**DOCUMENT PASSAGE:**

Wildlife in my new garden

Wildlife in my new garden

Rudbeckia provides a great source of late season nectar for pollinators

Communications Officer, Jenny, has just moved into a new house, but what will her new garden have in store?

It was with a heavy heart that I waved goodbye to my old garden just a few short weeks ago. Full of lovely peat-free plants that had been chosen to create that perfect mixture of beauty and to be a wildlife haven (and the biggest blackcurrant bush you had ever seen!), I’d spent the last ten years working on it.

But it was time to move to pastures new and see what led ahead for me in my new garden.

Scots pine tree

This 10m tall scots pine towers over the house

Apart from a few small beds that are choked with mare’s tail, the back garden is a combination of tarmac, paving and more tarmac. The inside of the house is a ‘bit of a project’ so apart from adding my old containers, that might be a job for next year. Instead my sights turned to exploring the front garden.

I’m lucky to say that this is lovely big space with some well-established shrubs, a line of beech trees and a huge scots pine that towers over the house and must be 100 years old. And whilst most of it is laid to lawn (and already home to two football goals), two sides are edged with lovely wildlife-friendly hedges and there’s a couple of wonderful flower beds.

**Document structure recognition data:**
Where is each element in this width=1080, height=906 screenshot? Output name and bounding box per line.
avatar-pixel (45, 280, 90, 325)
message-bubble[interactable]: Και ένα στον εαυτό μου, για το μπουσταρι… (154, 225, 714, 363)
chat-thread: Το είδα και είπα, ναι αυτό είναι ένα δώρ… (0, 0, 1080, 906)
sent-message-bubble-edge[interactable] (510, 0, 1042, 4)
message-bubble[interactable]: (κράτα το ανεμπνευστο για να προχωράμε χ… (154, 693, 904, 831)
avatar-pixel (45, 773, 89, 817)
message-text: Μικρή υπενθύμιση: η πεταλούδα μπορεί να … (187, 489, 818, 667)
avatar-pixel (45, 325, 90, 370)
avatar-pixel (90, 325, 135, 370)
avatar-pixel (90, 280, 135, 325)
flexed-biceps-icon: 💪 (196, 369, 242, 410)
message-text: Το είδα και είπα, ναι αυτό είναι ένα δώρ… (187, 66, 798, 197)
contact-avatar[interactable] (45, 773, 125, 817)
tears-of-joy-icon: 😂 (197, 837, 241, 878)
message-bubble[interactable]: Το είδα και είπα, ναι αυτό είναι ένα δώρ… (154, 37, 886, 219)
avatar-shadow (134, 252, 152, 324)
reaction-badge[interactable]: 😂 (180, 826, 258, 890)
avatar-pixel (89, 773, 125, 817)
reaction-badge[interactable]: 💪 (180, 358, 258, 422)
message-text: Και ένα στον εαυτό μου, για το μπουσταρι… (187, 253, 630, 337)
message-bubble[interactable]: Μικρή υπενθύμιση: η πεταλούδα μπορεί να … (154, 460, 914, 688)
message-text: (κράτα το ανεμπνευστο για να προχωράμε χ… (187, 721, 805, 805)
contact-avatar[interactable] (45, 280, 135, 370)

**EXERCISE SET:**
• 1. In the new garden text, rewrite the paragraph beginning "Apart from a few small beds" as a short bulleted list that keeps its main facts.
• 2. List every plant or tree that the new garden text names by its specific kind.
• 3. From the new garden text, copy the passage from "This 10m tall" up to and including "wonderful flower beds." word for word.

**ANSWERS GIVEN:**
• 1.
- The back garden has a few small beds choked with mare's tail; the rest is tarmac and paving.
- The inside of the house is "a bit of a project," so work on the back garden, apart from adding the old containers, may wait until next year.
- Attention turned instead to exploring the front garden.

• 2.
- Rudbeckia
- Blackcurrant
- Scots pine
- Mare's tail
- Beech

• 3.
This 10m tall scots pine towers over the house

Apart from a few small beds that are choked with mare’s tail, the back garden is a combination of tarmac, paving and more tarmac. The inside of the house is a ‘bit of a project’ so apart from adding my old containers, that might be a job for next year. Instead my sights turned to exploring the front garden.

I’m lucky to say that this is lovely big space with some well-established shrubs, a line of beech trees and a huge scots pine that towers over the house and must be 100 years old. And whilst most of it is laid to lawn (and already home to two football goals), two sides are edged with lovely wildlife-friendly hedges and there’s a couple of wonderful flower beds.